WORK INSTRUCTIONS:
Your task is to copy each line that has the word "合同工期总天数".

INFORMATION SHOWN:
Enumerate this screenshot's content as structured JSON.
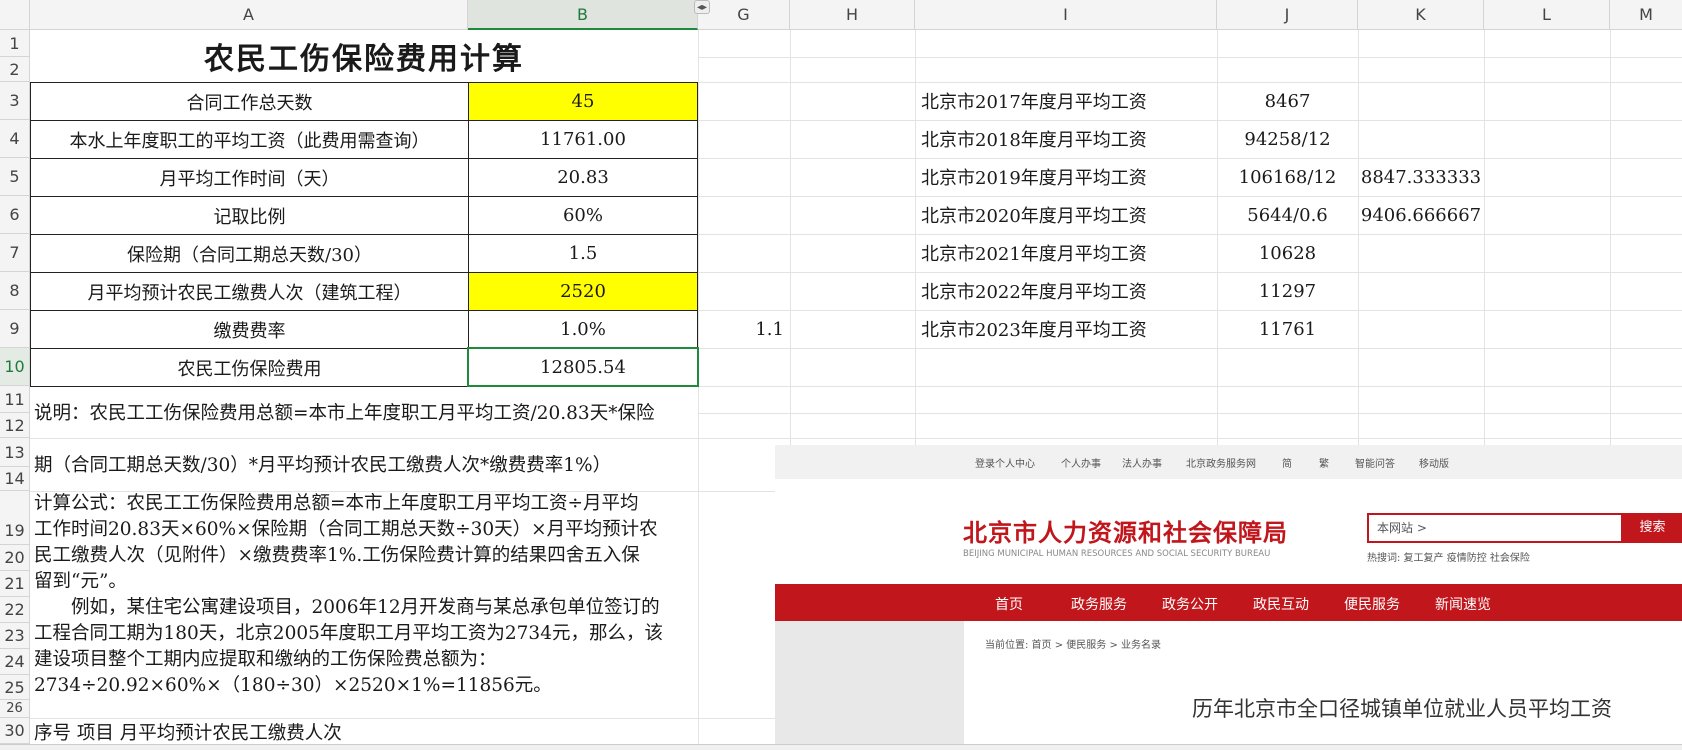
{
  "columns": [
    "A",
    "B",
    "G",
    "H",
    "I",
    "J",
    "K",
    "L",
    "M"
  ],
  "rows": [
    "1",
    "2",
    "3",
    "4",
    "5",
    "6",
    "7",
    "8",
    "9",
    "10",
    "11",
    "12",
    "13",
    "14",
    "19",
    "20",
    "21",
    "22",
    "23",
    "24",
    "25",
    "26",
    "30"
  ],
  "sheet": {
    "title": "农民工伤保险费用计算",
    "table": [
      {
        "label": "合同工作总天数",
        "value": "45",
        "highlight": "#ffff00"
      },
      {
        "label": "本水上年度职工的平均工资（此费用需查询）",
        "value": "11761.00"
      },
      {
        "label": "月平均工作时间（天）",
        "value": "20.83"
      },
      {
        "label": "记取比例",
        "value": "60%"
      },
      {
        "label": "保险期（合同工期总天数/30）",
        "value": "1.5"
      },
      {
        "label": "月平均预计农民工缴费人次（建筑工程）",
        "value": "2520",
        "highlight": "#ffff00"
      },
      {
        "label": "缴费费率",
        "value": "1.0%"
      },
      {
        "label": "农民工伤保险费用",
        "value": "12805.54"
      }
    ],
    "g9_value": "1.1",
    "wages": [
      {
        "label": "北京市2017年度月平均工资",
        "value": "8467",
        "extra": ""
      },
      {
        "label": "北京市2018年度月平均工资",
        "value": "94258/12",
        "extra": ""
      },
      {
        "label": "北京市2019年度月平均工资",
        "value": "106168/12",
        "extra": "8847.333333"
      },
      {
        "label": "北京市2020年度月平均工资",
        "value": "5644/0.6",
        "extra": "9406.666667"
      },
      {
        "label": "北京市2021年度月平均工资",
        "value": "10628",
        "extra": ""
      },
      {
        "label": "北京市2022年度月平均工资",
        "value": "11297",
        "extra": ""
      },
      {
        "label": "北京市2023年度月平均工资",
        "value": "11761",
        "extra": ""
      }
    ],
    "explanation_line1": "说明：农民工工伤保险费用总额=本市上年度职工月平均工资/20.83天*保险",
    "explanation_line2": "期（合同工期总天数/30）*月平均预计农民工缴费人次*缴费费率1%）",
    "formula_lines": [
      "计算公式：农民工工伤保险费用总额=本市上年度职工月平均工资÷月平均",
      "工作时间20.83天×60%×保险期（合同工期总天数÷30天）×月平均预计农",
      "民工缴费人次（见附件）×缴费费率1%.工伤保险费计算的结果四舍五入保",
      "留到“元”。",
      "　　例如，某住宅公寓建设项目，2006年12月开发商与某总承包单位签订的",
      "工程合同工期为180天，北京2005年度职工月平均工资为2734元，那么，该",
      "建设项目整个工期内应提取和缴纳的工伤保险费总额为：",
      "2734÷20.92×60%×（180÷30）×2520×1%=11856元。"
    ],
    "row30_text": "序号  项目  月平均预计农民工缴费人次"
  },
  "website": {
    "top_links": [
      "登录个人中心",
      "个人办事",
      "法人办事",
      "北京政务服务网",
      "简",
      "繁",
      "智能问答",
      "移动版"
    ],
    "logo_cn": "北京市人力资源和社会保障局",
    "logo_en": "BEIJING MUNICIPAL HUMAN RESOURCES AND SOCIAL SECURITY BUREAU",
    "search_placeholder": "本网站 >",
    "search_button": "搜索",
    "hot_words": "热搜词:  复工复产  疫情防控  社会保险",
    "nav": [
      "首页",
      "政务服务",
      "政务公开",
      "政民互动",
      "便民服务",
      "新闻速览"
    ],
    "breadcrumb": "当前位置:  首页 > 便民服务 > 业务名录",
    "heading": "历年北京市全口径城镇单位就业人员平均工资",
    "brand_color": "#c0161c"
  },
  "colors": {
    "highlight": "#ffff00",
    "active_cell": "#1e8a3a",
    "header_bg": "#f4f4f4"
  }
}
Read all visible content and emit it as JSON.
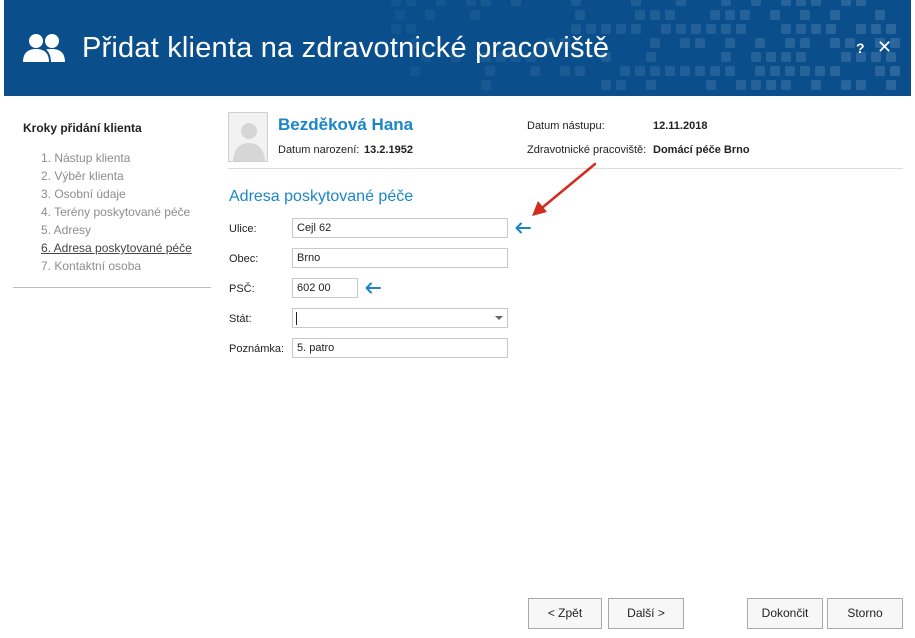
{
  "window": {
    "title": "Přidat klienta na zdravotnické pracoviště",
    "help_label": "?",
    "close_label": "✕",
    "icon": "users-icon"
  },
  "sidebar": {
    "title": "Kroky přidání klienta",
    "steps": [
      {
        "label": "1. Nástup klienta",
        "active": false
      },
      {
        "label": "2. Výběr klienta",
        "active": false
      },
      {
        "label": "3. Osobní údaje",
        "active": false
      },
      {
        "label": "4. Terény poskytované péče",
        "active": false
      },
      {
        "label": "5. Adresy",
        "active": false
      },
      {
        "label": "6. Adresa poskytované péče",
        "active": true
      },
      {
        "label": "7. Kontaktní osoba",
        "active": false
      }
    ]
  },
  "client": {
    "name": "Bezděková Hana",
    "birth_label": "Datum narození:",
    "birth_value": "13.2.1952",
    "start_label": "Datum nástupu:",
    "start_value": "12.11.2018",
    "workplace_label": "Zdravotnické pracoviště:",
    "workplace_value": "Domácí péče Brno"
  },
  "form": {
    "section_title": "Adresa poskytované péče",
    "street": {
      "label": "Ulice:",
      "value": "Cejl 62"
    },
    "city": {
      "label": "Obec:",
      "value": "Brno"
    },
    "zip": {
      "label": "PSČ:",
      "value": "602 00"
    },
    "country": {
      "label": "Stát:",
      "value": ""
    },
    "note": {
      "label": "Poznámka:",
      "value": "5. patro"
    }
  },
  "buttons": {
    "back": "< Zpět",
    "next": "Další >",
    "finish": "Dokončit",
    "cancel": "Storno"
  },
  "colors": {
    "header_bg": "#0a4f8c",
    "accent": "#1a86c8",
    "annotation_red": "#d42a20"
  }
}
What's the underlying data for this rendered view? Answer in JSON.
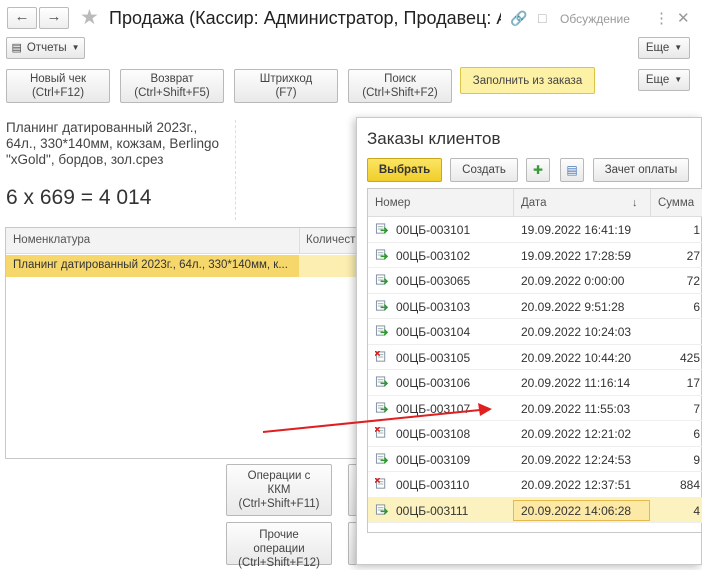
{
  "header": {
    "title": "Продажа (Кассир: Администратор, Продавец: А...",
    "discussion": "Обсуждение"
  },
  "toolbar": {
    "reports": "Отчеты",
    "more": "Еще",
    "more2": "Еще"
  },
  "actions": {
    "new_check": "Новый чек",
    "new_check_key": "(Ctrl+F12)",
    "return": "Возврат",
    "return_key": "(Ctrl+Shift+F5)",
    "barcode": "Штрихкод",
    "barcode_key": "(F7)",
    "search": "Поиск",
    "search_key": "(Ctrl+Shift+F2)",
    "fill_from_order": "Заполнить из заказа"
  },
  "product": {
    "name": "Планинг датированный 2023г., 64л., 330*140мм, кожзам, Berlingo \"xGold\", бордов, зол.срез",
    "calc": "6 x 669 = 4 014"
  },
  "items_table": {
    "col_item": "Номенклатура",
    "col_qty": "Количест",
    "row_item": "Планинг датированный 2023г., 64л., 330*140мм, к..."
  },
  "bottom_buttons": {
    "kkm_ops": "Операции с",
    "kkm_ops2": "ККМ",
    "kkm_key": "(Ctrl+Shift+F11)",
    "other_ops": "Прочие",
    "other_ops2": "операции",
    "other_key": "(Ctrl+Shift+F12)"
  },
  "popup": {
    "title": "Заказы клиентов",
    "select": "Выбрать",
    "create": "Создать",
    "payment": "Зачет оплаты",
    "col_number": "Номер",
    "col_date": "Дата",
    "col_sum": "Сумма",
    "sort_icon": "arrow-down",
    "rows": [
      {
        "number": "00ЦБ-003101",
        "date": "19.09.2022 16:41:19",
        "sum": "1",
        "status": "ok"
      },
      {
        "number": "00ЦБ-003102",
        "date": "19.09.2022 17:28:59",
        "sum": "27",
        "status": "ok"
      },
      {
        "number": "00ЦБ-003065",
        "date": "20.09.2022 0:00:00",
        "sum": "72",
        "status": "ok"
      },
      {
        "number": "00ЦБ-003103",
        "date": "20.09.2022 9:51:28",
        "sum": "6",
        "status": "ok"
      },
      {
        "number": "00ЦБ-003104",
        "date": "20.09.2022 10:24:03",
        "sum": "",
        "status": "ok"
      },
      {
        "number": "00ЦБ-003105",
        "date": "20.09.2022 10:44:20",
        "sum": "425",
        "status": "deleted"
      },
      {
        "number": "00ЦБ-003106",
        "date": "20.09.2022 11:16:14",
        "sum": "17",
        "status": "ok"
      },
      {
        "number": "00ЦБ-003107",
        "date": "20.09.2022 11:55:03",
        "sum": "7",
        "status": "ok"
      },
      {
        "number": "00ЦБ-003108",
        "date": "20.09.2022 12:21:02",
        "sum": "6",
        "status": "deleted"
      },
      {
        "number": "00ЦБ-003109",
        "date": "20.09.2022 12:24:53",
        "sum": "9",
        "status": "ok"
      },
      {
        "number": "00ЦБ-003110",
        "date": "20.09.2022 12:37:51",
        "sum": "884",
        "status": "deleted"
      },
      {
        "number": "00ЦБ-003111",
        "date": "20.09.2022 14:06:28",
        "sum": "4",
        "status": "ok",
        "selected": true
      }
    ]
  },
  "colors": {
    "accent_yellow": "#f5d93e",
    "selection": "#fcf2c0",
    "arrow": "#e02020"
  }
}
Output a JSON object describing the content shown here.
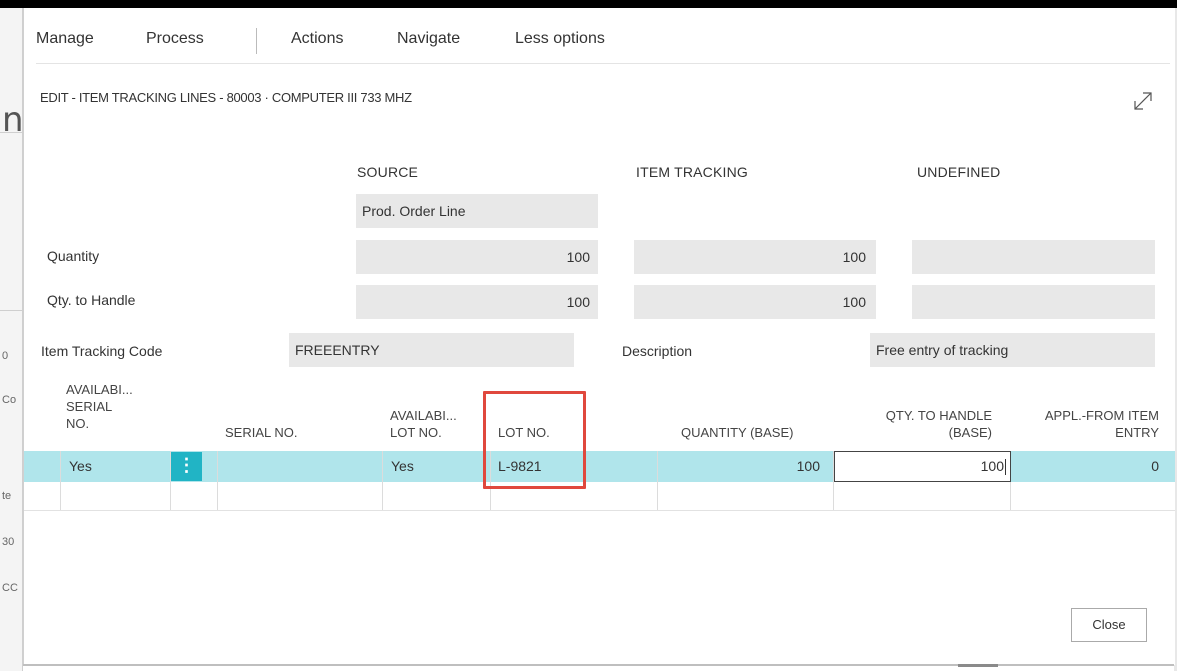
{
  "menu": {
    "manage": "Manage",
    "process": "Process",
    "actions": "Actions",
    "navigate": "Navigate",
    "less_options": "Less options"
  },
  "dialog": {
    "title": "EDIT - ITEM TRACKING LINES - 80003 · COMPUTER III 733 MHZ",
    "expand_icon": "expand-icon"
  },
  "summary": {
    "headers": {
      "source": "SOURCE",
      "item_tracking": "ITEM TRACKING",
      "undefined": "UNDEFINED"
    },
    "source_type": "Prod. Order Line",
    "quantity": {
      "label": "Quantity",
      "source": "100",
      "item_tracking": "100",
      "undefined": ""
    },
    "qty_to_handle": {
      "label": "Qty. to Handle",
      "source": "100",
      "item_tracking": "100",
      "undefined": ""
    },
    "item_tracking_code": {
      "label": "Item Tracking Code",
      "value": "FREEENTRY"
    },
    "description": {
      "label": "Description",
      "value": "Free entry of tracking"
    }
  },
  "grid": {
    "columns": {
      "avail_serial": [
        "AVAILABI...",
        "SERIAL",
        "NO."
      ],
      "serial_no": "SERIAL NO.",
      "avail_lot": [
        "AVAILABI...",
        "LOT NO."
      ],
      "lot_no": "LOT NO.",
      "quantity_base": "QUANTITY (BASE)",
      "qty_to_handle_base": [
        "QTY. TO HANDLE",
        "(BASE)"
      ],
      "appl_from_item_entry": [
        "APPL.-FROM ITEM",
        "ENTRY"
      ]
    },
    "rows": [
      {
        "avail_serial": "Yes",
        "serial_no": "",
        "avail_lot": "Yes",
        "lot_no": "L-9821",
        "quantity_base": "100",
        "qty_to_handle_base": "100",
        "appl_from_item_entry": "0"
      }
    ],
    "row_menu_glyph": "⋮"
  },
  "background_fragments": [
    "0",
    "Co",
    "te",
    "30",
    "CC"
  ],
  "background_title_char": "n",
  "buttons": {
    "close": "Close"
  },
  "colors": {
    "selected_row": "#b0e5eb",
    "accent": "#21b4c5",
    "highlight_box": "#e0483d"
  }
}
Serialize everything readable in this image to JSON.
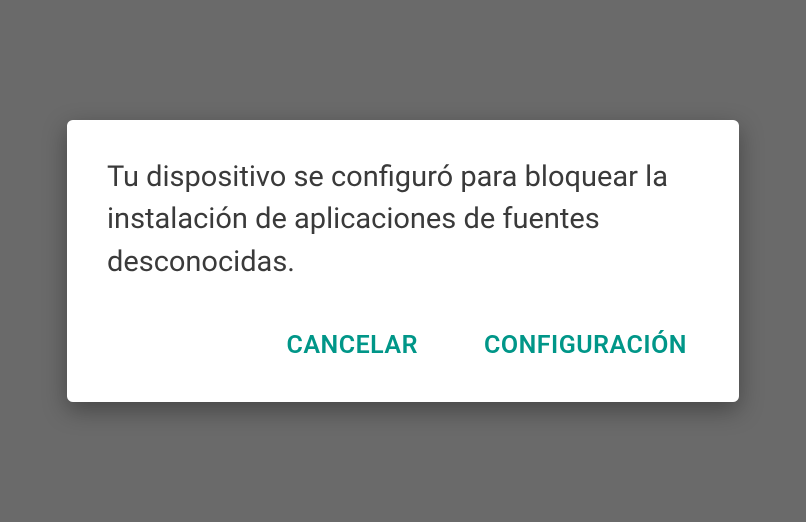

RESPONSE:
        "label": "保险期（合同工期总天数/30）",
    "explanation_line2": "期（合同工期总天数/30）*月平均预计农民工缴费人次*缴费费率1%）",
      "工作时间20.83天×60%×保险期（合同工期总天数÷30天）×月平均预计农",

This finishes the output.